# [Work to complete]
Tally the lines that contain "issues" and report the total alone.

# [Given records]
......
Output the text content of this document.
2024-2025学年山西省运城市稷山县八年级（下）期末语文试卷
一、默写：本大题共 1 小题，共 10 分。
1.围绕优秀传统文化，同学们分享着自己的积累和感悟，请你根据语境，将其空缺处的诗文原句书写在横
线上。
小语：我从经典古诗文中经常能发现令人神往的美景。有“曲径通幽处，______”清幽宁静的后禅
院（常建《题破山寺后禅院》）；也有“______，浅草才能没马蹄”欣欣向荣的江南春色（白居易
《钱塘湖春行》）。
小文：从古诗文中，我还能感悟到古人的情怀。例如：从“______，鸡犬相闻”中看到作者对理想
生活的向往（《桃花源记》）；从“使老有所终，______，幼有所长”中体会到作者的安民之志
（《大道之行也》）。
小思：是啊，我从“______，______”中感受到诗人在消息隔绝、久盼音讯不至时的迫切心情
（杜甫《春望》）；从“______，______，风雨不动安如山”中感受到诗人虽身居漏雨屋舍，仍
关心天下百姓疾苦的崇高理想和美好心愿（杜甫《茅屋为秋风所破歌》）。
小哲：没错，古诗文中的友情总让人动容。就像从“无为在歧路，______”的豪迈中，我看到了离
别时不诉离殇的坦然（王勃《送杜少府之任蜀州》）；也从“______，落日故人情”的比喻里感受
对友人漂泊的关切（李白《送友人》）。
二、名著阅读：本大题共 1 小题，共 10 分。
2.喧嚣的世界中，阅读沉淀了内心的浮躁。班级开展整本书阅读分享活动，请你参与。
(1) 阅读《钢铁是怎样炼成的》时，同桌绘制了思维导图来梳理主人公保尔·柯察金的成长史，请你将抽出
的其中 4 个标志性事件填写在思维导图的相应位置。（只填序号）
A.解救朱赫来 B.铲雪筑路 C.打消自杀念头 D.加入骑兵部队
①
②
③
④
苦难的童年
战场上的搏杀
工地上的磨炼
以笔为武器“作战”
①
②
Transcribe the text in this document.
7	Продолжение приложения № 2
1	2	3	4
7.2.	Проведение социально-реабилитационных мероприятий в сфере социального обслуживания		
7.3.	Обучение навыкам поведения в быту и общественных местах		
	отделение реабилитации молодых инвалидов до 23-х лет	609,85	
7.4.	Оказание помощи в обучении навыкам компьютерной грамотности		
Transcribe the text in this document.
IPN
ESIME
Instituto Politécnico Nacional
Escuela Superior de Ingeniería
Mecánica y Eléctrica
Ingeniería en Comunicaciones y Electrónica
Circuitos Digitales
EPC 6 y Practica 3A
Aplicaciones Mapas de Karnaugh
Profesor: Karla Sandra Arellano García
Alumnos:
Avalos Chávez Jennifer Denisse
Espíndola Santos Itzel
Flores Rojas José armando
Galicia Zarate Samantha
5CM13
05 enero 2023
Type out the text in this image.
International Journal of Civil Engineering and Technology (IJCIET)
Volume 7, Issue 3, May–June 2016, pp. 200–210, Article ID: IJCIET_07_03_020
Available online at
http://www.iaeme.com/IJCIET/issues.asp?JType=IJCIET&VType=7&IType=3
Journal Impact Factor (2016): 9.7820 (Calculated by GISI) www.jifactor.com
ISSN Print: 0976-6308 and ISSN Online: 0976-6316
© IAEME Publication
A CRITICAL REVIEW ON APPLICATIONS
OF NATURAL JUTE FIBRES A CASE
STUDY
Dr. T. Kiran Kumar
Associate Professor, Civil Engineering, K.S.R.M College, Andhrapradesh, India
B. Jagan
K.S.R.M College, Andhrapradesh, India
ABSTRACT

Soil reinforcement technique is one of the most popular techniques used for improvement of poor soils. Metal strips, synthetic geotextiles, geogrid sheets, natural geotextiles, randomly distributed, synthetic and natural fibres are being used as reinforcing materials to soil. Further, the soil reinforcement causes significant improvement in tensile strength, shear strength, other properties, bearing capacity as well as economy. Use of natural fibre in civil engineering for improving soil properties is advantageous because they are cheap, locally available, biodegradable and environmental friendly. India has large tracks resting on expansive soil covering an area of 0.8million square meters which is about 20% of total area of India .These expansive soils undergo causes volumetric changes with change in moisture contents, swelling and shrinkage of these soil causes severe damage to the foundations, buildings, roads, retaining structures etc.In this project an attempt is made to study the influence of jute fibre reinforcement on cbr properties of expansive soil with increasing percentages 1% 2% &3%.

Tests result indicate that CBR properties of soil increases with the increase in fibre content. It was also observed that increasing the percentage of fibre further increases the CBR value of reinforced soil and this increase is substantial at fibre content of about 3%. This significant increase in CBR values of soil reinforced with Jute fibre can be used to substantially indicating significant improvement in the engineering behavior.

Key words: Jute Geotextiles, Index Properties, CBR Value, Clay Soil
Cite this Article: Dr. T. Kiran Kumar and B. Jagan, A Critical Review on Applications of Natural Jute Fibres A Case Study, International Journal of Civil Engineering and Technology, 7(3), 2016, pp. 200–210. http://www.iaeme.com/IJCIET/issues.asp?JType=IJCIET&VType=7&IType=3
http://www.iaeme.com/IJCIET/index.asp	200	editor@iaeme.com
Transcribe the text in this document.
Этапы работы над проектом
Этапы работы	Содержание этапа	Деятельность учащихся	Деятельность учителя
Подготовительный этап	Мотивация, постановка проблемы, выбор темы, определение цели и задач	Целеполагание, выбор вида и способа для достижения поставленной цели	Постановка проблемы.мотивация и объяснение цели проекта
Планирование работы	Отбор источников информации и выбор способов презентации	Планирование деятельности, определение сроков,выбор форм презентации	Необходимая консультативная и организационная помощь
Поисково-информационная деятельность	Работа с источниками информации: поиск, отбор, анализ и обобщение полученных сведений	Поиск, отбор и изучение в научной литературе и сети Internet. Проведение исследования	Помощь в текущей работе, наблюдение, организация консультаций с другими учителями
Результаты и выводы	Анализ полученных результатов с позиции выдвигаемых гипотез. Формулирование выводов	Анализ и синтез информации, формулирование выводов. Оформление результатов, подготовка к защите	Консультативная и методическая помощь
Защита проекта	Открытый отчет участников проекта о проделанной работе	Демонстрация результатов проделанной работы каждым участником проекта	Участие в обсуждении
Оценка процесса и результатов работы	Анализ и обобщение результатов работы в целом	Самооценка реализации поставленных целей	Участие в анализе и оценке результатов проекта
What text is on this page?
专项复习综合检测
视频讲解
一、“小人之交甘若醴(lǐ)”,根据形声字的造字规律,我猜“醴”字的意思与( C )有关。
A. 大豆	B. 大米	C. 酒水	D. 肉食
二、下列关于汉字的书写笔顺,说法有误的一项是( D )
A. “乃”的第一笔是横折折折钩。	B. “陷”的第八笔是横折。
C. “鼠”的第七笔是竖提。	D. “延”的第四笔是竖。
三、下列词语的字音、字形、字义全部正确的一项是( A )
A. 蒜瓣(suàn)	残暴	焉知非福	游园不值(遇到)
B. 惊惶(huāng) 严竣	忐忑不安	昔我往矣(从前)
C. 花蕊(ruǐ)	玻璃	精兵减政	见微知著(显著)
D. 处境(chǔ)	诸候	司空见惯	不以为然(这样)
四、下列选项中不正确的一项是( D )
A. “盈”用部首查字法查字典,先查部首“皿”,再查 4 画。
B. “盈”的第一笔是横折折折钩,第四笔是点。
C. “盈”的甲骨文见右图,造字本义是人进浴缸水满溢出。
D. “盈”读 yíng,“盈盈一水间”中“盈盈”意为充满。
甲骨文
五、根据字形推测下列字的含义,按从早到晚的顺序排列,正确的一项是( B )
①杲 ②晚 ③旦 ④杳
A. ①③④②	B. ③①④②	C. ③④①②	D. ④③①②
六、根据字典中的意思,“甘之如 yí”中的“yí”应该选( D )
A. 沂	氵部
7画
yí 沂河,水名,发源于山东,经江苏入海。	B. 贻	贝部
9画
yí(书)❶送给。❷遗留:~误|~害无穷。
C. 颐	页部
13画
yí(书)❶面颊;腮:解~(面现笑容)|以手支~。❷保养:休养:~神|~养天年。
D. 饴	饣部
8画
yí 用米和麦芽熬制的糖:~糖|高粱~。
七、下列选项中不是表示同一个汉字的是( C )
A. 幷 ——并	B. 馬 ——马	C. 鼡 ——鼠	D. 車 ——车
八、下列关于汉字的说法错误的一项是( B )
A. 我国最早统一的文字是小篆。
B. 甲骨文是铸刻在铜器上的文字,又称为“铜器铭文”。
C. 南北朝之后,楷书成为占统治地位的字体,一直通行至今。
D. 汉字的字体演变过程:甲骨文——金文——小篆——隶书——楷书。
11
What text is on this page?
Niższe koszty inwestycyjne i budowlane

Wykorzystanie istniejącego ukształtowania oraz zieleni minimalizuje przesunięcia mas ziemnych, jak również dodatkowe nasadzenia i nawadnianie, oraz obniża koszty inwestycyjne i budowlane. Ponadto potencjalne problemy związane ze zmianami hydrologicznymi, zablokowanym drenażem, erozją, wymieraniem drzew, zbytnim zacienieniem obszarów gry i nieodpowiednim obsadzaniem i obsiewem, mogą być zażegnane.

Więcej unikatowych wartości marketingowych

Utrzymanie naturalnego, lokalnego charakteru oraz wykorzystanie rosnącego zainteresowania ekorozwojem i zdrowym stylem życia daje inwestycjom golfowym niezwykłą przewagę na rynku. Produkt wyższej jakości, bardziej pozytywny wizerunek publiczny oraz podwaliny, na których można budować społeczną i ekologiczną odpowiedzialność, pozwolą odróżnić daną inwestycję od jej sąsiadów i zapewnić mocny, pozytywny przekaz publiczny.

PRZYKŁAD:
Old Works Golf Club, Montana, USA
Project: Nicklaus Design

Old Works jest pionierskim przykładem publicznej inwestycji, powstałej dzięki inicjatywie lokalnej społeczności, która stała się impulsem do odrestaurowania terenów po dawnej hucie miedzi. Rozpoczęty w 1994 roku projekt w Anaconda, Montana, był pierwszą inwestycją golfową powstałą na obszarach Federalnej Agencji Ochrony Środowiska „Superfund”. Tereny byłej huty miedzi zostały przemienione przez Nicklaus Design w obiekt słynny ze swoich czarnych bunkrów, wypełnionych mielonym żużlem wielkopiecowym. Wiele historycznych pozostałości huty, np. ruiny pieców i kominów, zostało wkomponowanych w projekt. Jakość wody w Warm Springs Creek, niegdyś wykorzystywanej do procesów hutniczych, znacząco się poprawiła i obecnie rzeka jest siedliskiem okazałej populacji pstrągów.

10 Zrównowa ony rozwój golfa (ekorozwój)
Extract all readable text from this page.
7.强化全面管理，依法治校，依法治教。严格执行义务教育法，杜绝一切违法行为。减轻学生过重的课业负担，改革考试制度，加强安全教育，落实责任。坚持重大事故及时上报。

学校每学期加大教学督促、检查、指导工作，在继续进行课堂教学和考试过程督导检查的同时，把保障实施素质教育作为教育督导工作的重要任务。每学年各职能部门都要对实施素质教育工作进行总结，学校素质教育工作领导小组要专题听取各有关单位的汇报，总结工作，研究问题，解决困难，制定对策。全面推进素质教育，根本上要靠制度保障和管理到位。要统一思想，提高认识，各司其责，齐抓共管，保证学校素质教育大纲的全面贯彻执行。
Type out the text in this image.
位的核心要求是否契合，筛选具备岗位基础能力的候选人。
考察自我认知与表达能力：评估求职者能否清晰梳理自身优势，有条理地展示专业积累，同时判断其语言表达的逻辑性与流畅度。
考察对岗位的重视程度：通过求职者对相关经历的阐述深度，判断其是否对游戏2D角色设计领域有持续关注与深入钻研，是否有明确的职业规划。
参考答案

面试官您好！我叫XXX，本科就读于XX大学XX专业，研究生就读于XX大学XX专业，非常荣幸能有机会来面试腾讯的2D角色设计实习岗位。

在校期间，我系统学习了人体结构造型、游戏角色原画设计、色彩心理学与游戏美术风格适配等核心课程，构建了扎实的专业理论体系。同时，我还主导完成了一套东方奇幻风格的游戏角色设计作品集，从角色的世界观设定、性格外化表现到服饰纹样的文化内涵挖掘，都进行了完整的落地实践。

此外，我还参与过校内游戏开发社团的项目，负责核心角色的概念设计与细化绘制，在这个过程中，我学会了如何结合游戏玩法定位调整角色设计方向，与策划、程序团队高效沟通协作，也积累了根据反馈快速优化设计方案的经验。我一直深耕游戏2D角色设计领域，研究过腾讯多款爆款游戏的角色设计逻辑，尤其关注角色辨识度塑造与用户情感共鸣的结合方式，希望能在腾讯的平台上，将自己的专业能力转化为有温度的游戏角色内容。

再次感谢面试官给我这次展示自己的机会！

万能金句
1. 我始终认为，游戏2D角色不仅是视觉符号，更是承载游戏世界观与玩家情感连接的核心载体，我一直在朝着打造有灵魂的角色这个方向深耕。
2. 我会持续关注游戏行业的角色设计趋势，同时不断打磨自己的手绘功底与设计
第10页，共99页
......
# [Output below]
2